Extract the lines beginning at the one that holds "Give me a plain-text" and ending at the final line of the material below, keeping them exact and leaving out all pictures.

• • • • • • •

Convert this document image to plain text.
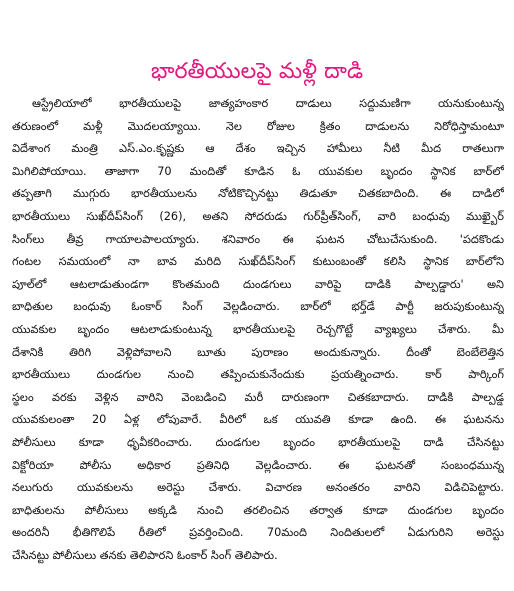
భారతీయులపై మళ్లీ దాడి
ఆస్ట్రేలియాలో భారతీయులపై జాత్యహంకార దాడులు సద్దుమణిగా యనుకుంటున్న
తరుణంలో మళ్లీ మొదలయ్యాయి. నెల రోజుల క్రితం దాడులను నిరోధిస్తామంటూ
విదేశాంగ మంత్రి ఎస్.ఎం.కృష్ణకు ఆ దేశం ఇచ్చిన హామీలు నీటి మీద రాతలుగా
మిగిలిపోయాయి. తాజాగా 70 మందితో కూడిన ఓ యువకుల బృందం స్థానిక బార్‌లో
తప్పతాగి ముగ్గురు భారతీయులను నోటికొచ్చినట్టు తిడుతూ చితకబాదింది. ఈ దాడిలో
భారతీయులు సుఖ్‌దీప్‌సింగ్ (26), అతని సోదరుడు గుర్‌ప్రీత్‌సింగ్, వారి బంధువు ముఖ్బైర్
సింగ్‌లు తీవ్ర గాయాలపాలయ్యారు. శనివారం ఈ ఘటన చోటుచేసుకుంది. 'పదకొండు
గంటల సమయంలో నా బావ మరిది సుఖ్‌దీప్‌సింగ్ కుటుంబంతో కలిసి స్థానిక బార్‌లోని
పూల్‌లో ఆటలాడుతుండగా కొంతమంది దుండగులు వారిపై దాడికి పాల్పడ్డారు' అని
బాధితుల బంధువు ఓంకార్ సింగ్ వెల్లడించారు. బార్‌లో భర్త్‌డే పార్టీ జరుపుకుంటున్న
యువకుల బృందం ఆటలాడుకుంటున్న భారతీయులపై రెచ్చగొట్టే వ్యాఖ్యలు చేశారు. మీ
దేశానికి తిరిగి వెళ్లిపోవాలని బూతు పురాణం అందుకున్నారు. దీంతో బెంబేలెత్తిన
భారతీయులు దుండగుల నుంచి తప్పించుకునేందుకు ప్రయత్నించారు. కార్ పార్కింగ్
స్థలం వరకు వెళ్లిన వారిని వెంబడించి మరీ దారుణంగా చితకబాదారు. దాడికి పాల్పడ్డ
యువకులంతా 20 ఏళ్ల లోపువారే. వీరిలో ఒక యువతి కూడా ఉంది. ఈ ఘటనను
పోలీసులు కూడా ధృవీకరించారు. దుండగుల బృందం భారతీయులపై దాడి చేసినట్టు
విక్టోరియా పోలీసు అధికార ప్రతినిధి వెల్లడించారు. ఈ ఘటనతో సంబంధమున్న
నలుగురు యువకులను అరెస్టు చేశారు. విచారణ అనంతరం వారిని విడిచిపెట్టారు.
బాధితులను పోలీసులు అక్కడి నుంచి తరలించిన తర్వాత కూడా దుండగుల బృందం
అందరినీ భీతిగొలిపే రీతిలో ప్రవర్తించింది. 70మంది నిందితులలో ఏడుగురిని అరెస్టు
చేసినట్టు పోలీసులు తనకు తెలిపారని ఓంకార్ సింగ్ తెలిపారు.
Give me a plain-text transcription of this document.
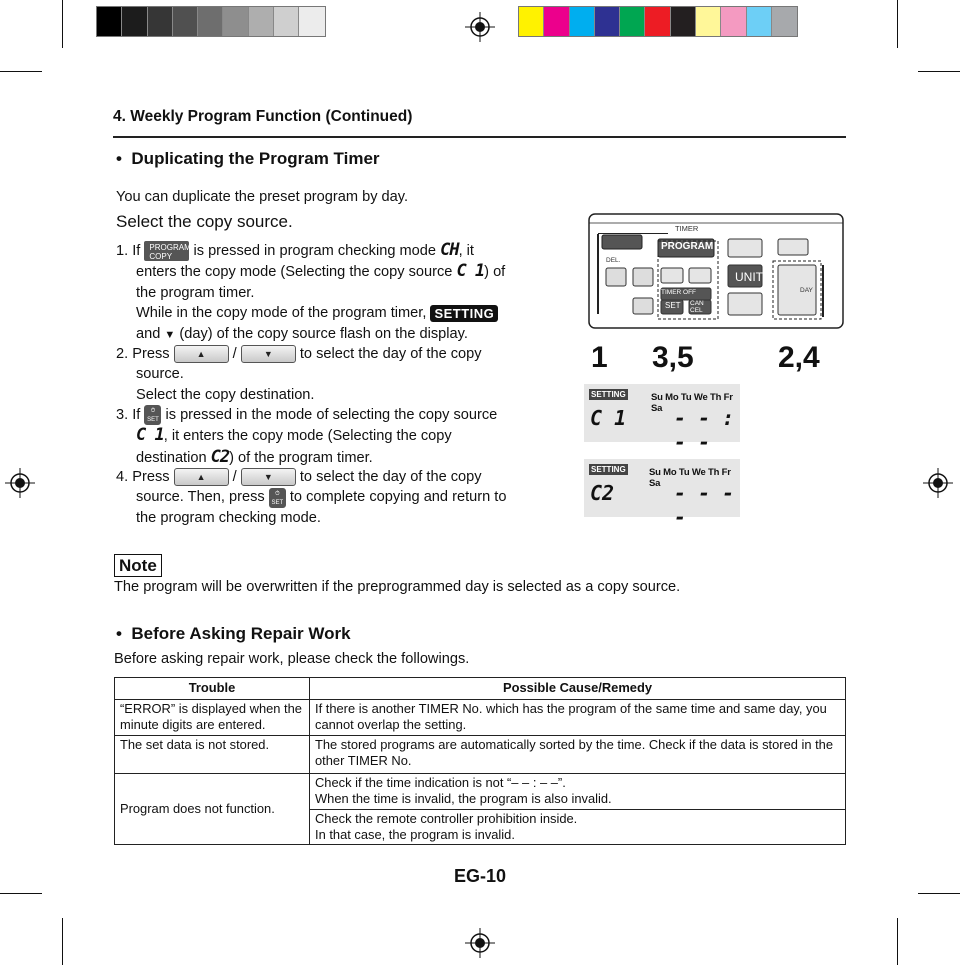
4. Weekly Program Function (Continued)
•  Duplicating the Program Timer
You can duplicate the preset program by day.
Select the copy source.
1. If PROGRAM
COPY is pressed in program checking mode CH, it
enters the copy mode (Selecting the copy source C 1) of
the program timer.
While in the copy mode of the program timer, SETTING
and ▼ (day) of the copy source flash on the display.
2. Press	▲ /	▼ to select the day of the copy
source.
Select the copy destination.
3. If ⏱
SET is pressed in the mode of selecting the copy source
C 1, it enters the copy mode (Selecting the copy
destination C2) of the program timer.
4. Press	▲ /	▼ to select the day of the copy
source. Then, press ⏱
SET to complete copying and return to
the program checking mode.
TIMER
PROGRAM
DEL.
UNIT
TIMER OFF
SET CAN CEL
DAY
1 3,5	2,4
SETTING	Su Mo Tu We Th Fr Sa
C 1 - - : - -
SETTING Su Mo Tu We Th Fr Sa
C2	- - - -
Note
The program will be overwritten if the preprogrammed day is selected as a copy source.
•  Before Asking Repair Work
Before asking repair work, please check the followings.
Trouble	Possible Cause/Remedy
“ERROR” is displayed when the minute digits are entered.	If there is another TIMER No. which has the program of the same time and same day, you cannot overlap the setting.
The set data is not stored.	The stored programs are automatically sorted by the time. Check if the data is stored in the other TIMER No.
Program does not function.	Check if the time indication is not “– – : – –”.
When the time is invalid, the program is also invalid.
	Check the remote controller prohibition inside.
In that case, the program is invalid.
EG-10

• • • • • • •

• **Task answer**:
Give me a plain-text transcription of this document.
4. Weekly Program Function (Continued)
•  Duplicating the Program Timer
You can duplicate the preset program by day.
Select the copy source.
1. If PROGRAM
COPY is pressed in program checking mode CH, it
enters the copy mode (Selecting the copy source C 1) of
the program timer.
While in the copy mode of the program timer, SETTING
and ▼ (day) of the copy source flash on the display.
2. Press	▲ /	▼ to select the day of the copy
source.
Select the copy destination.
3. If ⏱
SET is pressed in the mode of selecting the copy source
C 1, it enters the copy mode (Selecting the copy
destination C2) of the program timer.
4. Press	▲ /	▼ to select the day of the copy
source. Then, press ⏱
SET to complete copying and return to
the program checking mode.
TIMER
PROGRAM
DEL.
UNIT
TIMER OFF
SET CAN CEL
DAY
1 3,5	2,4
SETTING	Su Mo Tu We Th Fr Sa
C 1 - - : - -
SETTING Su Mo Tu We Th Fr Sa
C2	- - - -
Note
The program will be overwritten if the preprogrammed day is selected as a copy source.
•  Before Asking Repair Work
Before asking repair work, please check the followings.
Trouble	Possible Cause/Remedy
“ERROR” is displayed when the minute digits are entered.	If there is another TIMER No. which has the program of the same time and same day, you cannot overlap the setting.
The set data is not stored.	The stored programs are automatically sorted by the time. Check if the data is stored in the other TIMER No.
Program does not function.	Check if the time indication is not “– – : – –”.
When the time is invalid, the program is also invalid.
	Check the remote controller prohibition inside.
In that case, the program is invalid.
EG-10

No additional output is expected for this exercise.